» **Directions for this task**: Copy out the data below as written; omit any images.

Entries provided start

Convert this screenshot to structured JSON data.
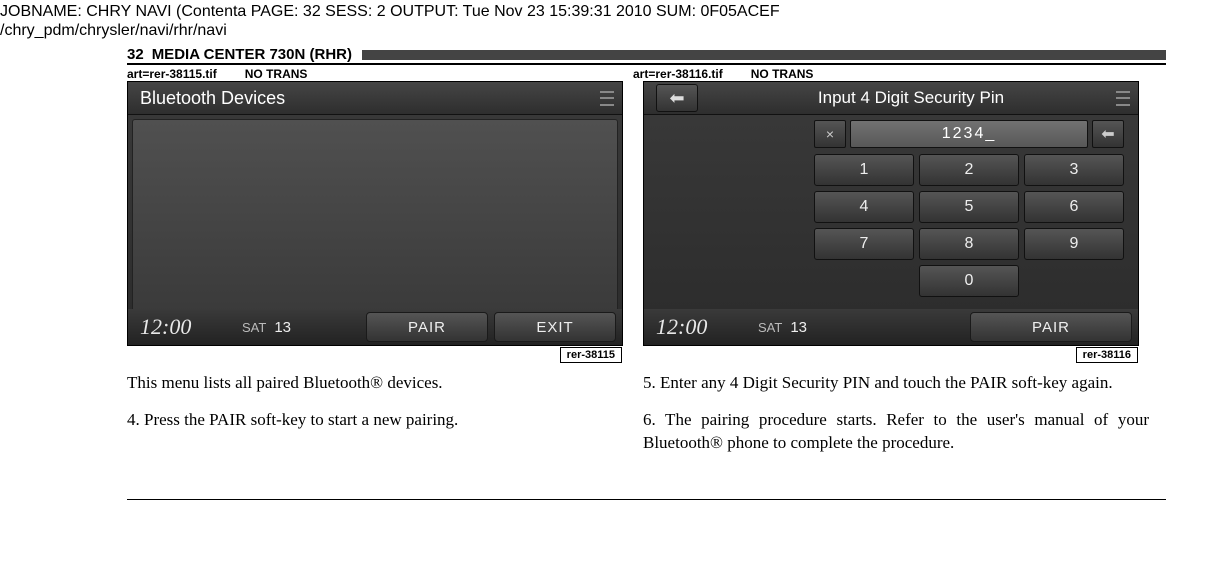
{
  "job_header": {
    "line1": "JOBNAME: CHRY NAVI (Contenta    PAGE: 32  SESS: 2  OUTPUT: Tue Nov 23 15:39:31 2010  SUM: 0F05ACEF",
    "line2": "/chry_pdm/chrysler/navi/rhr/navi"
  },
  "page_header": {
    "page_num": "32",
    "title": "MEDIA CENTER 730N (RHR)"
  },
  "art_labels": {
    "left_art": "art=rer-38115.tif",
    "left_trans": "NO TRANS",
    "right_art": "art=rer-38116.tif",
    "right_trans": "NO TRANS"
  },
  "screen1": {
    "title": "Bluetooth Devices",
    "clock": "12:00",
    "sat_label": "SAT",
    "sat_num": "13",
    "pair": "PAIR",
    "exit": "EXIT",
    "img_id": "rer-38115"
  },
  "screen2": {
    "title": "Input 4 Digit Security Pin",
    "pin_value": "1234_",
    "keys": [
      "1",
      "2",
      "3",
      "4",
      "5",
      "6",
      "7",
      "8",
      "9",
      "0"
    ],
    "clock": "12:00",
    "sat_label": "SAT",
    "sat_num": "13",
    "pair": "PAIR",
    "img_id": "rer-38116"
  },
  "captions": {
    "left_p1": "This menu lists all paired Bluetooth® devices.",
    "left_p2": "4.  Press the PAIR soft-key to start a new pairing.",
    "right_p1": "5. Enter any 4 Digit Security PIN and touch the PAIR soft-key again.",
    "right_p2": "6. The pairing procedure starts. Refer to the user's manual of your Bluetooth® phone to complete the procedure."
  }
}
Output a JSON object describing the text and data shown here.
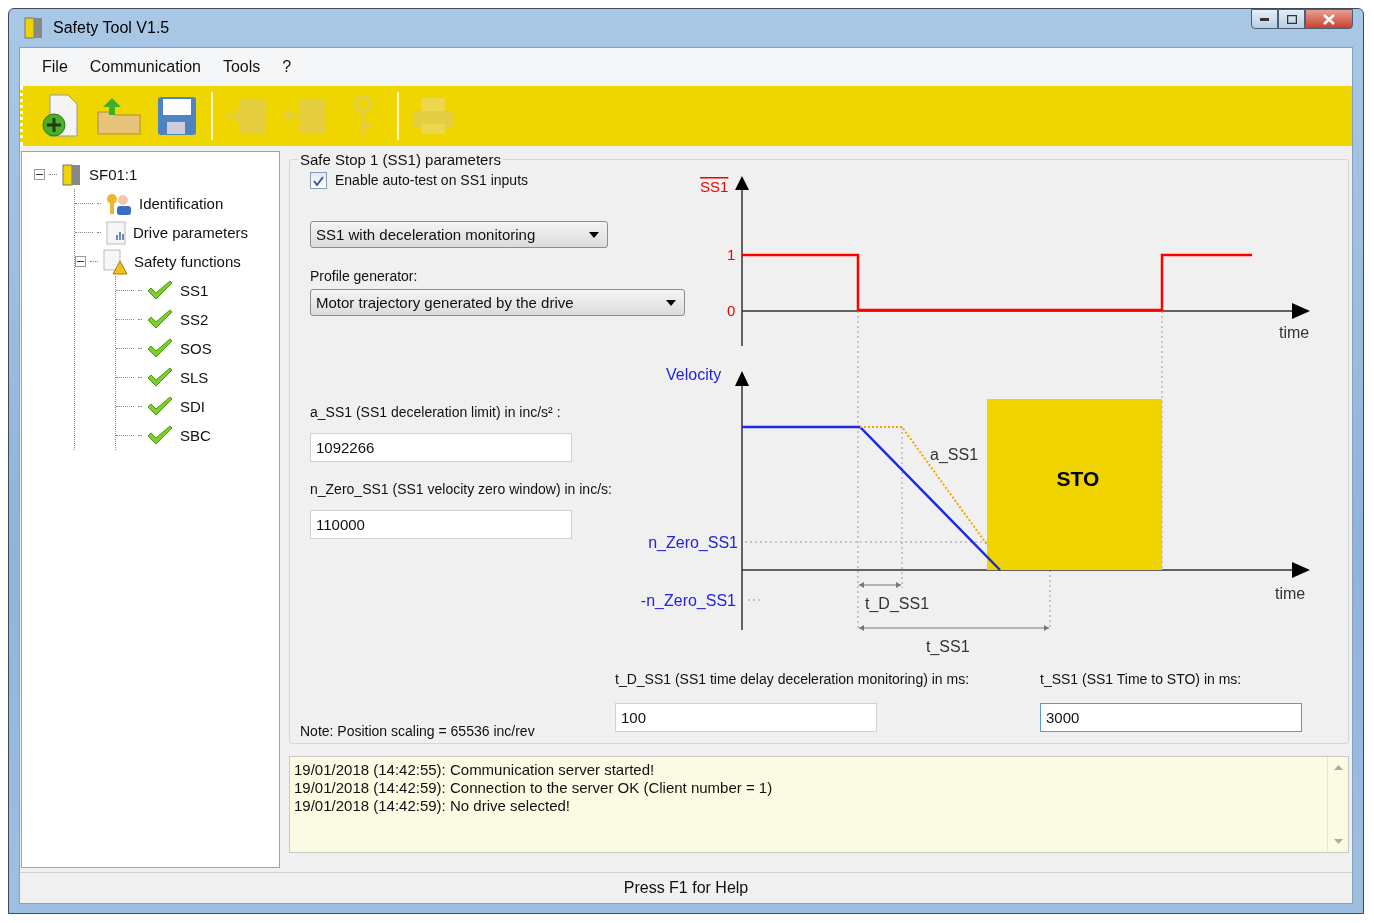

Entries provided end

» **Worked answer**:
Convert this screenshot to structured JSON data.
{
  "job_header": {
    "line1": "JOBNAME: CHRY NAVI (Contenta    PAGE: 32  SESS: 2  OUTPUT: Tue Nov 23 15:39:31 2010  SUM: 0F05ACEF",
    "line2": "/chry_pdm/chrysler/navi/rhr/navi"
  },
  "page_header": {
    "page_num": "32",
    "title": "MEDIA CENTER 730N (RHR)"
  },
  "art_labels": {
    "left_art": "art=rer-38115.tif",
    "left_trans": "NO TRANS",
    "right_art": "art=rer-38116.tif",
    "right_trans": "NO TRANS"
  },
  "screen1": {
    "title": "Bluetooth Devices",
    "clock": "12:00",
    "sat_label": "SAT",
    "sat_num": "13",
    "pair": "PAIR",
    "exit": "EXIT",
    "img_id": "rer-38115"
  },
  "screen2": {
    "title": "Input 4 Digit Security Pin",
    "pin_value": "1234_",
    "keys": [
      "1",
      "2",
      "3",
      "4",
      "5",
      "6",
      "7",
      "8",
      "9",
      "0"
    ],
    "clock": "12:00",
    "sat_label": "SAT",
    "sat_num": "13",
    "pair": "PAIR",
    "img_id": "rer-38116"
  },
  "captions": {
    "left_p1": "This menu lists all paired Bluetooth® devices.",
    "left_p2": "4.  Press the PAIR soft-key to start a new pairing.",
    "right_p1": "5. Enter any 4 Digit Security PIN and touch the PAIR soft-key again.",
    "right_p2": "6. The pairing procedure starts. Refer to the user's manual of your Bluetooth® phone to complete the procedure."
  }
}
Output a JSON object describing the text and data shown here.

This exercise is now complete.